### Exercise prompt
Give back the whole listing exactly as shown.

━━━━━━━━

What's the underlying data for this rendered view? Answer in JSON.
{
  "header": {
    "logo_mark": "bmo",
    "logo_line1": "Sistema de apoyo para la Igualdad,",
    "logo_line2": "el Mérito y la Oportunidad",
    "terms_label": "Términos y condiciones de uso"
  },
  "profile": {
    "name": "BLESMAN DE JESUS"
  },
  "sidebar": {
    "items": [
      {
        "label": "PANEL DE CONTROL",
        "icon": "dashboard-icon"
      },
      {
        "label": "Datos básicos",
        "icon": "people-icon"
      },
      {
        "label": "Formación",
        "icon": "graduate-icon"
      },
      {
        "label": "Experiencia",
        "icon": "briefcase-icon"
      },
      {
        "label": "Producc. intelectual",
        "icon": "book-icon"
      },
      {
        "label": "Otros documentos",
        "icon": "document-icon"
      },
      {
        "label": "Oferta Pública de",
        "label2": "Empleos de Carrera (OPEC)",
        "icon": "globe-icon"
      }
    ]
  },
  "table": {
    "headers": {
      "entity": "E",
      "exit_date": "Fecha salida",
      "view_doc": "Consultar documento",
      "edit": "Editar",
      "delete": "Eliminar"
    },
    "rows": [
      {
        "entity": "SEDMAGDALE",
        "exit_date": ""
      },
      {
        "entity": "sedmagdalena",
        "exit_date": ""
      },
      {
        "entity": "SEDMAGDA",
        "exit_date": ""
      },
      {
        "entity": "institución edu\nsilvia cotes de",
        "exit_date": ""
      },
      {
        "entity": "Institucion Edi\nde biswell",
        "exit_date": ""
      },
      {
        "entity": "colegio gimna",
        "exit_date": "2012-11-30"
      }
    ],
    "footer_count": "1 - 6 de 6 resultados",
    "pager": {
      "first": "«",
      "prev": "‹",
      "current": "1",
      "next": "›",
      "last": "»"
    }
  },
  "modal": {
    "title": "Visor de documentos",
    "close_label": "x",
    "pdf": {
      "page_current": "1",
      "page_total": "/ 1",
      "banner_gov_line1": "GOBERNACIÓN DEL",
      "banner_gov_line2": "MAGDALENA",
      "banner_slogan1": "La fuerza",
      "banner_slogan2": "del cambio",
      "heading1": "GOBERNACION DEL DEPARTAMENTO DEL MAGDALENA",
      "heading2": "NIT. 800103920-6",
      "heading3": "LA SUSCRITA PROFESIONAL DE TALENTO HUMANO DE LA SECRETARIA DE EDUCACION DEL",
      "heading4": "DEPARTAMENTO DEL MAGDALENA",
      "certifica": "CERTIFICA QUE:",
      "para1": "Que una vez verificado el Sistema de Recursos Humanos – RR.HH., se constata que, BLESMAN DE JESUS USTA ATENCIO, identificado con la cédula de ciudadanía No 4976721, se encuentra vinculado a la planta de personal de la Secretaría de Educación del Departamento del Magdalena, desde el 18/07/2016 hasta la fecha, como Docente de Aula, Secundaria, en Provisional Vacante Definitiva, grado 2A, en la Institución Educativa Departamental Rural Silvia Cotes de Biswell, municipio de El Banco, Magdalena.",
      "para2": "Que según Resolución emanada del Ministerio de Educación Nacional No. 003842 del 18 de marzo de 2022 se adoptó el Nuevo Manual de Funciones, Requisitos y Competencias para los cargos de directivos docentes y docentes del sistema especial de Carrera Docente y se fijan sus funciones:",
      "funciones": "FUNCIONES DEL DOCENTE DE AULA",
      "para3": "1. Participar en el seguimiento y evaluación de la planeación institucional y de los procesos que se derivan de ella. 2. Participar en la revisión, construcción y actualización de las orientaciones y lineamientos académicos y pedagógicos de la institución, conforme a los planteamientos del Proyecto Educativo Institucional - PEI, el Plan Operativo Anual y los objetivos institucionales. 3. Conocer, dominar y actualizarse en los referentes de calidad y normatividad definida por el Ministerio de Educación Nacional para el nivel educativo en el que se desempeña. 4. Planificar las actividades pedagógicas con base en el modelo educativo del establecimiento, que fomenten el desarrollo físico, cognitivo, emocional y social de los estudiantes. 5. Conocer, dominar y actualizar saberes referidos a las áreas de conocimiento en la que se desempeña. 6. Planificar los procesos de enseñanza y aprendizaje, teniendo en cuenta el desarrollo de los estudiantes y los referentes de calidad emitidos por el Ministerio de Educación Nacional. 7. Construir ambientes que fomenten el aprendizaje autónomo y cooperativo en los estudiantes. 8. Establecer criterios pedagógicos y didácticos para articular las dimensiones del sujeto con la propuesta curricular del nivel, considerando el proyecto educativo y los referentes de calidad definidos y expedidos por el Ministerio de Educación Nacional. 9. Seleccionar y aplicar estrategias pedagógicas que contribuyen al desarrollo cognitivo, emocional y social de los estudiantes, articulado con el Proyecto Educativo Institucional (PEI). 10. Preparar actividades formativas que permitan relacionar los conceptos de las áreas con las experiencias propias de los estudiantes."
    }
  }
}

━━━━━━━━

### Worked solution
What's the underlying data for this rendered view? Answer in JSON.
{
  "header": {
    "logo_mark": "bmo",
    "logo_line1": "Sistema de apoyo para la Igualdad,",
    "logo_line2": "el Mérito y la Oportunidad",
    "terms_label": "Términos y condiciones de uso"
  },
  "profile": {
    "name": "BLESMAN DE JESUS"
  },
  "sidebar": {
    "items": [
      {
        "label": "PANEL DE CONTROL",
        "icon": "dashboard-icon"
      },
      {
        "label": "Datos básicos",
        "icon": "people-icon"
      },
      {
        "label": "Formación",
        "icon": "graduate-icon"
      },
      {
        "label": "Experiencia",
        "icon": "briefcase-icon"
      },
      {
        "label": "Producc. intelectual",
        "icon": "book-icon"
      },
      {
        "label": "Otros documentos",
        "icon": "document-icon"
      },
      {
        "label": "Oferta Pública de",
        "label2": "Empleos de Carrera (OPEC)",
        "icon": "globe-icon"
      }
    ]
  },
  "table": {
    "headers": {
      "entity": "E",
      "exit_date": "Fecha salida",
      "view_doc": "Consultar documento",
      "edit": "Editar",
      "delete": "Eliminar"
    },
    "rows": [
      {
        "entity": "SEDMAGDALE",
        "exit_date": ""
      },
      {
        "entity": "sedmagdalena",
        "exit_date": ""
      },
      {
        "entity": "SEDMAGDA",
        "exit_date": ""
      },
      {
        "entity": "institución edu\nsilvia cotes de",
        "exit_date": ""
      },
      {
        "entity": "Institucion Edi\nde biswell",
        "exit_date": ""
      },
      {
        "entity": "colegio gimna",
        "exit_date": "2012-11-30"
      }
    ],
    "footer_count": "1 - 6 de 6 resultados",
    "pager": {
      "first": "«",
      "prev": "‹",
      "current": "1",
      "next": "›",
      "last": "»"
    }
  },
  "modal": {
    "title": "Visor de documentos",
    "close_label": "x",
    "pdf": {
      "page_current": "1",
      "page_total": "/ 1",
      "banner_gov_line1": "GOBERNACIÓN DEL",
      "banner_gov_line2": "MAGDALENA",
      "banner_slogan1": "La fuerza",
      "banner_slogan2": "del cambio",
      "heading1": "GOBERNACION DEL DEPARTAMENTO DEL MAGDALENA",
      "heading2": "NIT. 800103920-6",
      "heading3": "LA SUSCRITA PROFESIONAL DE TALENTO HUMANO DE LA SECRETARIA DE EDUCACION DEL",
      "heading4": "DEPARTAMENTO DEL MAGDALENA",
      "certifica": "CERTIFICA QUE:",
      "para1": "Que una vez verificado el Sistema de Recursos Humanos – RR.HH., se constata que, BLESMAN DE JESUS USTA ATENCIO, identificado con la cédula de ciudadanía No 4976721, se encuentra vinculado a la planta de personal de la Secretaría de Educación del Departamento del Magdalena, desde el 18/07/2016 hasta la fecha, como Docente de Aula, Secundaria, en Provisional Vacante Definitiva, grado 2A, en la Institución Educativa Departamental Rural Silvia Cotes de Biswell, municipio de El Banco, Magdalena.",
      "para2": "Que según Resolución emanada del Ministerio de Educación Nacional No. 003842 del 18 de marzo de 2022 se adoptó el Nuevo Manual de Funciones, Requisitos y Competencias para los cargos de directivos docentes y docentes del sistema especial de Carrera Docente y se fijan sus funciones:",
      "funciones": "FUNCIONES DEL DOCENTE DE AULA",
      "para3": "1. Participar en el seguimiento y evaluación de la planeación institucional y de los procesos que se derivan de ella. 2. Participar en la revisión, construcción y actualización de las orientaciones y lineamientos académicos y pedagógicos de la institución, conforme a los planteamientos del Proyecto Educativo Institucional - PEI, el Plan Operativo Anual y los objetivos institucionales. 3. Conocer, dominar y actualizarse en los referentes de calidad y normatividad definida por el Ministerio de Educación Nacional para el nivel educativo en el que se desempeña. 4. Planificar las actividades pedagógicas con base en el modelo educativo del establecimiento, que fomenten el desarrollo físico, cognitivo, emocional y social de los estudiantes. 5. Conocer, dominar y actualizar saberes referidos a las áreas de conocimiento en la que se desempeña. 6. Planificar los procesos de enseñanza y aprendizaje, teniendo en cuenta el desarrollo de los estudiantes y los referentes de calidad emitidos por el Ministerio de Educación Nacional. 7. Construir ambientes que fomenten el aprendizaje autónomo y cooperativo en los estudiantes. 8. Establecer criterios pedagógicos y didácticos para articular las dimensiones del sujeto con la propuesta curricular del nivel, considerando el proyecto educativo y los referentes de calidad definidos y expedidos por el Ministerio de Educación Nacional. 9. Seleccionar y aplicar estrategias pedagógicas que contribuyen al desarrollo cognitivo, emocional y social de los estudiantes, articulado con el Proyecto Educativo Institucional (PEI). 10. Preparar actividades formativas que permitan relacionar los conceptos de las áreas con las experiencias propias de los estudiantes."
    }
  }
}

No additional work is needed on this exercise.